— start DATA LISTING —
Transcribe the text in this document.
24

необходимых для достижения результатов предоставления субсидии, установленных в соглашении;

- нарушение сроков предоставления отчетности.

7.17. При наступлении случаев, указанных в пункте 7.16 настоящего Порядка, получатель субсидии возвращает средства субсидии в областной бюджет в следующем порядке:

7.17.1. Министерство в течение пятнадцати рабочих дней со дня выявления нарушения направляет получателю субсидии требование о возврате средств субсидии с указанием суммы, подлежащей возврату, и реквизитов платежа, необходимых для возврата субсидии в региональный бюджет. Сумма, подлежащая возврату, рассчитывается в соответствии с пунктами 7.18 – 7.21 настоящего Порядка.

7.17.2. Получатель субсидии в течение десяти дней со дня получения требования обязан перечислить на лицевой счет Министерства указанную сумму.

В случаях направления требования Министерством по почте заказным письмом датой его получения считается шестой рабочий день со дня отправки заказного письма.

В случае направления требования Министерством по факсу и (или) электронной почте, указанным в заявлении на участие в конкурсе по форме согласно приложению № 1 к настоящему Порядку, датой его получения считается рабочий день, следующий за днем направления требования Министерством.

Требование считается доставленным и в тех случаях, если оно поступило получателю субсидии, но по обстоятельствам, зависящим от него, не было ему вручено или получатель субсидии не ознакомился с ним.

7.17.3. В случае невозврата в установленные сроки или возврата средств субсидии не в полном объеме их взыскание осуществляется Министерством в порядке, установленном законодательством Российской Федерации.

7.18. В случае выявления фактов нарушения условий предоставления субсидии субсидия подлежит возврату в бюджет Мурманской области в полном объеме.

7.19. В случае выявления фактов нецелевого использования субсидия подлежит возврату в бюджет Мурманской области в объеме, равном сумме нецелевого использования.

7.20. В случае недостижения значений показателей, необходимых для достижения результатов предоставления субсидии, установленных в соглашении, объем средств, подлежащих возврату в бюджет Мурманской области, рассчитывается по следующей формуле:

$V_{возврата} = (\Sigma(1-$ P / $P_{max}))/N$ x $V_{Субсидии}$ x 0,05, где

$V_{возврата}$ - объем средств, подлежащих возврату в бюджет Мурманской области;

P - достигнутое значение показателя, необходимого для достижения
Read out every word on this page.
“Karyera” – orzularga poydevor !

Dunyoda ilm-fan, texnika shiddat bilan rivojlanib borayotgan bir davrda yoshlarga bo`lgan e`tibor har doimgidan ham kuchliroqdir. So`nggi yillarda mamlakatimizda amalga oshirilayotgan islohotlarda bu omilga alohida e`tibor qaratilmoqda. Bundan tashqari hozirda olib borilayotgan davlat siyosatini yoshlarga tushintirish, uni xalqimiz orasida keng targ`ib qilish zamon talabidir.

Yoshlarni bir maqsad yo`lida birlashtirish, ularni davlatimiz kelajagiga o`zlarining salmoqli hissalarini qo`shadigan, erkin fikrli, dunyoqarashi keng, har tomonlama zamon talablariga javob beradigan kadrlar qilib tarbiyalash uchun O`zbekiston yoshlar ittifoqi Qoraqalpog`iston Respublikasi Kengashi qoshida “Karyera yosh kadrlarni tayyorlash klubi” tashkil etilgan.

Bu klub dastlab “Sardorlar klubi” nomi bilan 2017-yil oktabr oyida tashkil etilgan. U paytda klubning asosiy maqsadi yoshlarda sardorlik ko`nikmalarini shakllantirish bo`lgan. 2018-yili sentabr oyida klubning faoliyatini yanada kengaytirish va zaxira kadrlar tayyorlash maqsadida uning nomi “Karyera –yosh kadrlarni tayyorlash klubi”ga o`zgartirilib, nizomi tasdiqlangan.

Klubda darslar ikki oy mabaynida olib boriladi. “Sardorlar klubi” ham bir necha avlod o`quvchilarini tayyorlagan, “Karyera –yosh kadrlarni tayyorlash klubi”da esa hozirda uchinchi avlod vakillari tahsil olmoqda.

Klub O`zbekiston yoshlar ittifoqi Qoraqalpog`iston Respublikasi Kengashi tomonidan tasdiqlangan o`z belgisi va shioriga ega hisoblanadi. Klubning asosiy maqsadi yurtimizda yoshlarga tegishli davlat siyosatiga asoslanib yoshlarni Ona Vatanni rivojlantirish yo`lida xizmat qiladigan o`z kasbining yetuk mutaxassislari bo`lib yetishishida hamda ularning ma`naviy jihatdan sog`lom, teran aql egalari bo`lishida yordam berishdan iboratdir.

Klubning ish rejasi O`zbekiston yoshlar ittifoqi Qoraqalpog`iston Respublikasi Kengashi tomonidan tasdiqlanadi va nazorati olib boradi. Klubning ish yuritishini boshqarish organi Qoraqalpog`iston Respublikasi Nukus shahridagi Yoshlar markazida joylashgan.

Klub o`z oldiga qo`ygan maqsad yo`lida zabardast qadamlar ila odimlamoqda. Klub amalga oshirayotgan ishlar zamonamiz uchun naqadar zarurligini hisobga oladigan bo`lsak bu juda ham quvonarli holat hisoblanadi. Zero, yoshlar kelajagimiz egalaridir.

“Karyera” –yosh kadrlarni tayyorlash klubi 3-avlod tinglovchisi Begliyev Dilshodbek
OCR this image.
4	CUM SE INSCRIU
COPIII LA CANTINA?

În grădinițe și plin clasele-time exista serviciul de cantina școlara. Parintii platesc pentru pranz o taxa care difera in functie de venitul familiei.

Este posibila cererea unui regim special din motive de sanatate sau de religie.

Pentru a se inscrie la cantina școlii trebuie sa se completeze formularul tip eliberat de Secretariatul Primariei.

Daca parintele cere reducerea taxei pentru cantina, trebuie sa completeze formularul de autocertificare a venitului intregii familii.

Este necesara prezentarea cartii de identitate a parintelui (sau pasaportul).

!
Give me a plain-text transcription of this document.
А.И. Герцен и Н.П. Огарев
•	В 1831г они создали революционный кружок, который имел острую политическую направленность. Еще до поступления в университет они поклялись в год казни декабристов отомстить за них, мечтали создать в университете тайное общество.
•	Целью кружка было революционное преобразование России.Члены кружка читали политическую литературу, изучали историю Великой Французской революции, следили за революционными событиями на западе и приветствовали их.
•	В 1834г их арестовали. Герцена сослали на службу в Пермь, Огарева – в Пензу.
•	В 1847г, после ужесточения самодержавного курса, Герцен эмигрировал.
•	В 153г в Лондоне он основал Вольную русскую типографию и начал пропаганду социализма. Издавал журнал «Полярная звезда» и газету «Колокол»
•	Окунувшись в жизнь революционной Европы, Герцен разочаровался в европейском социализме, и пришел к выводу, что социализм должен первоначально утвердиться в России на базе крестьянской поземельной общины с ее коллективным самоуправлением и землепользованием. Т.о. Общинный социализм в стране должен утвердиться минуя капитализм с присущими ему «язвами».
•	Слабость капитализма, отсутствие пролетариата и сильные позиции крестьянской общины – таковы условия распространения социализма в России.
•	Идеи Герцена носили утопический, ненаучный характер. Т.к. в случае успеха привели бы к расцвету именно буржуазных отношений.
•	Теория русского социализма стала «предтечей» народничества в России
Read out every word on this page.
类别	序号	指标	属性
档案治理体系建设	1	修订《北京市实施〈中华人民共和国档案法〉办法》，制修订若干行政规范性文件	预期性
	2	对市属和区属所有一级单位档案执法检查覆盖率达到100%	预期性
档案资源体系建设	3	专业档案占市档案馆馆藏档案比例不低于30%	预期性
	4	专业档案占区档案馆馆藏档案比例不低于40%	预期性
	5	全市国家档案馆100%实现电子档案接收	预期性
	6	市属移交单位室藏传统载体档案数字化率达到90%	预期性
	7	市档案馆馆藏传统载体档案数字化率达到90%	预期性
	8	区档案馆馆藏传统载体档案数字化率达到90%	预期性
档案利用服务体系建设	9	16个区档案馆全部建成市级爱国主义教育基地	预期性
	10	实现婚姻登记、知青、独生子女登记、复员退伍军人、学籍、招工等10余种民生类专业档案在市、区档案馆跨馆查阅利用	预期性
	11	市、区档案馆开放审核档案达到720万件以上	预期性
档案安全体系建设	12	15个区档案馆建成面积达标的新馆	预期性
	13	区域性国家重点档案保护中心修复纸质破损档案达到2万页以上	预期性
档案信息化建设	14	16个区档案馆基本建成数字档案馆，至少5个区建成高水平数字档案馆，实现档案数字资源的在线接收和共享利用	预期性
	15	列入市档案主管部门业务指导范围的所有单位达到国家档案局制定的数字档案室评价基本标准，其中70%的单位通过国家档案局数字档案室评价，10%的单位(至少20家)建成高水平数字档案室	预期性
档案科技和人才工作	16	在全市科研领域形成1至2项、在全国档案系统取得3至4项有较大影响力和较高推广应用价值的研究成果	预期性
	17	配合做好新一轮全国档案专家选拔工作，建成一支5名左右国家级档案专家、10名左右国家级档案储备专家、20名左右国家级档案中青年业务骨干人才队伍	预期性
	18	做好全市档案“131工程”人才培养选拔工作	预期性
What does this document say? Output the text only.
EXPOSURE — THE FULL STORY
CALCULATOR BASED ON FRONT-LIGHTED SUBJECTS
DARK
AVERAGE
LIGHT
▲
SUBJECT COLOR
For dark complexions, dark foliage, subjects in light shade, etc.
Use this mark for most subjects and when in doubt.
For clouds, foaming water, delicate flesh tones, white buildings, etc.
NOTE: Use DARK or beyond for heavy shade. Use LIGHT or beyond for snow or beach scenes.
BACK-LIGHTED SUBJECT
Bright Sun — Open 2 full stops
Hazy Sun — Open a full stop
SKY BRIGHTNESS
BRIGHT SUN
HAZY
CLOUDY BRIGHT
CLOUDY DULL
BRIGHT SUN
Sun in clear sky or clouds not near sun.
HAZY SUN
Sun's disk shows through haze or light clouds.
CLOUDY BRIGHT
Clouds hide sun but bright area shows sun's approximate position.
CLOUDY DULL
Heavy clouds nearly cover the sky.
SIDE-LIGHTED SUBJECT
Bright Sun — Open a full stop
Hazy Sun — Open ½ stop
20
— end DATA LISTING —
PROBLEM DETAILS:
List all lines from the entries that include the word "completeze".

SOLUTION BELOW:
Pentru a se inscrie la cantina școlii trebuie sa se completeze formularul tip eliberat de Secretariatul Primariei.
Daca parintele cere reducerea taxei pentru cantina, trebuie sa completeze formularul de autocertificare a venitului intregii familii.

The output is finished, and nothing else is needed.